WRITTEN PROBLEM: Output all of the records exactly as written.
START PROVIDED MATERIAL
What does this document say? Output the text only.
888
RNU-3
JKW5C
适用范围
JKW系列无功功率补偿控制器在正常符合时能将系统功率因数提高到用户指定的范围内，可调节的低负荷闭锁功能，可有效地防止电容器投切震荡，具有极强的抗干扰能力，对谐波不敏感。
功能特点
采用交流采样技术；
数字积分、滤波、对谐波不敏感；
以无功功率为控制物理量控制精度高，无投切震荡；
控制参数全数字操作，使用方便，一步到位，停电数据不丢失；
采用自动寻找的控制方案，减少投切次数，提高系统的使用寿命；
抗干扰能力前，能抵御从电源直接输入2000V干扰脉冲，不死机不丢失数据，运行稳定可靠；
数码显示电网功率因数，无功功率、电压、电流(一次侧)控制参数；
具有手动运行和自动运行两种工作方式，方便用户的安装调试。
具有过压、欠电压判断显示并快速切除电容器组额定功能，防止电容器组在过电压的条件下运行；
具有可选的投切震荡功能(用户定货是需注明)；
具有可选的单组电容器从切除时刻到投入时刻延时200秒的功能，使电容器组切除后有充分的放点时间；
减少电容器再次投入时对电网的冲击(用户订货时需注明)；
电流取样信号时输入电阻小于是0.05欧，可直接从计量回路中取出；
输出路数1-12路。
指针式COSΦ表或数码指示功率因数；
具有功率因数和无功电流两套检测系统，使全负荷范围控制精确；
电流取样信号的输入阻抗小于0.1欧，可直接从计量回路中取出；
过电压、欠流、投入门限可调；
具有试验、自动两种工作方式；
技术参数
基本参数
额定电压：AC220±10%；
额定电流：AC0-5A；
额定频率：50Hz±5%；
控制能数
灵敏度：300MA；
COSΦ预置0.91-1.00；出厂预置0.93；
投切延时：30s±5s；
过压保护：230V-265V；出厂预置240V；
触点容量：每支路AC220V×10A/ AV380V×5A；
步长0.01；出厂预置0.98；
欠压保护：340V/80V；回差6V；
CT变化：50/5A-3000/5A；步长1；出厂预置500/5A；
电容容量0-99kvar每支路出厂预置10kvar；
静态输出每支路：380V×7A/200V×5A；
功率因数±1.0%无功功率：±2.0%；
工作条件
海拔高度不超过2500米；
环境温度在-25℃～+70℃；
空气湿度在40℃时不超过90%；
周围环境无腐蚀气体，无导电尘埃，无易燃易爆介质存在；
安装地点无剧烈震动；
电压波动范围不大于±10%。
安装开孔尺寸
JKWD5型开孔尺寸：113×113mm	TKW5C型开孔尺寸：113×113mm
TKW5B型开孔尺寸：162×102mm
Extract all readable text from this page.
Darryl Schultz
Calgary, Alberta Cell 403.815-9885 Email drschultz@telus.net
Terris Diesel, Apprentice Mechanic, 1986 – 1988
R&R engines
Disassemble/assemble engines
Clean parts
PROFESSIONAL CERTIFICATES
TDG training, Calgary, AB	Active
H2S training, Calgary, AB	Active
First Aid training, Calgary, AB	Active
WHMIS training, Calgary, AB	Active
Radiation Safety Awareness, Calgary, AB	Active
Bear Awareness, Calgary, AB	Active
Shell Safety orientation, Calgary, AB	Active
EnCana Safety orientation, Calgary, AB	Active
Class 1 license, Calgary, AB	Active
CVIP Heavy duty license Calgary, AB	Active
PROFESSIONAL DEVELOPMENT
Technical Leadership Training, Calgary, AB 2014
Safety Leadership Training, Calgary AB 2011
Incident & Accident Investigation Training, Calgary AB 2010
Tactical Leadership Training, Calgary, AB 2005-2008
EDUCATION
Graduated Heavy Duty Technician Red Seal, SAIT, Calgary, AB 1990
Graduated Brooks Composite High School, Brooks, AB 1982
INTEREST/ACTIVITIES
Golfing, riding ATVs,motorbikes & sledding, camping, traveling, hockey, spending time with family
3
END PROVIDED MATERIAL
SOLUTION TO THE PROBLEM:
What does this document say? Output the text only.
888
RNU-3
JKW5C
适用范围
JKW系列无功功率补偿控制器在正常符合时能将系统功率因数提高到用户指定的范围内，可调节的低负荷闭锁功能，可有效地防止电容器投切震荡，具有极强的抗干扰能力，对谐波不敏感。
功能特点
采用交流采样技术；
数字积分、滤波、对谐波不敏感；
以无功功率为控制物理量控制精度高，无投切震荡；
控制参数全数字操作，使用方便，一步到位，停电数据不丢失；
采用自动寻找的控制方案，减少投切次数，提高系统的使用寿命；
抗干扰能力前，能抵御从电源直接输入2000V干扰脉冲，不死机不丢失数据，运行稳定可靠；
数码显示电网功率因数，无功功率、电压、电流(一次侧)控制参数；
具有手动运行和自动运行两种工作方式，方便用户的安装调试。
具有过压、欠电压判断显示并快速切除电容器组额定功能，防止电容器组在过电压的条件下运行；
具有可选的投切震荡功能(用户定货是需注明)；
具有可选的单组电容器从切除时刻到投入时刻延时200秒的功能，使电容器组切除后有充分的放点时间；
减少电容器再次投入时对电网的冲击(用户订货时需注明)；
电流取样信号时输入电阻小于是0.05欧，可直接从计量回路中取出；
输出路数1-12路。
指针式COSΦ表或数码指示功率因数；
具有功率因数和无功电流两套检测系统，使全负荷范围控制精确；
电流取样信号的输入阻抗小于0.1欧，可直接从计量回路中取出；
过电压、欠流、投入门限可调；
具有试验、自动两种工作方式；
技术参数
基本参数
额定电压：AC220±10%；
额定电流：AC0-5A；
额定频率：50Hz±5%；
控制能数
灵敏度：300MA；
COSΦ预置0.91-1.00；出厂预置0.93；
投切延时：30s±5s；
过压保护：230V-265V；出厂预置240V；
触点容量：每支路AC220V×10A/ AV380V×5A；
步长0.01；出厂预置0.98；
欠压保护：340V/80V；回差6V；
CT变化：50/5A-3000/5A；步长1；出厂预置500/5A；
电容容量0-99kvar每支路出厂预置10kvar；
静态输出每支路：380V×7A/200V×5A；
功率因数±1.0%无功功率：±2.0%；
工作条件
海拔高度不超过2500米；
环境温度在-25℃～+70℃；
空气湿度在40℃时不超过90%；
周围环境无腐蚀气体，无导电尘埃，无易燃易爆介质存在；
安装地点无剧烈震动；
电压波动范围不大于±10%。
安装开孔尺寸
JKWD5型开孔尺寸：113×113mm	TKW5C型开孔尺寸：113×113mm
TKW5B型开孔尺寸：162×102mm
Extract all readable text from this page.
Darryl Schultz
Calgary, Alberta Cell 403.815-9885 Email drschultz@telus.net
Terris Diesel, Apprentice Mechanic, 1986 – 1988
R&R engines
Disassemble/assemble engines
Clean parts
PROFESSIONAL CERTIFICATES
TDG training, Calgary, AB	Active
H2S training, Calgary, AB	Active
First Aid training, Calgary, AB	Active
WHMIS training, Calgary, AB	Active
Radiation Safety Awareness, Calgary, AB	Active
Bear Awareness, Calgary, AB	Active
Shell Safety orientation, Calgary, AB	Active
EnCana Safety orientation, Calgary, AB	Active
Class 1 license, Calgary, AB	Active
CVIP Heavy duty license Calgary, AB	Active
PROFESSIONAL DEVELOPMENT
Technical Leadership Training, Calgary, AB 2014
Safety Leadership Training, Calgary AB 2011
Incident & Accident Investigation Training, Calgary AB 2010
Tactical Leadership Training, Calgary, AB 2005-2008
EDUCATION
Graduated Heavy Duty Technician Red Seal, SAIT, Calgary, AB 1990
Graduated Brooks Composite High School, Brooks, AB 1982
INTEREST/ACTIVITIES
Golfing, riding ATVs,motorbikes & sledding, camping, traveling, hockey, spending time with family
3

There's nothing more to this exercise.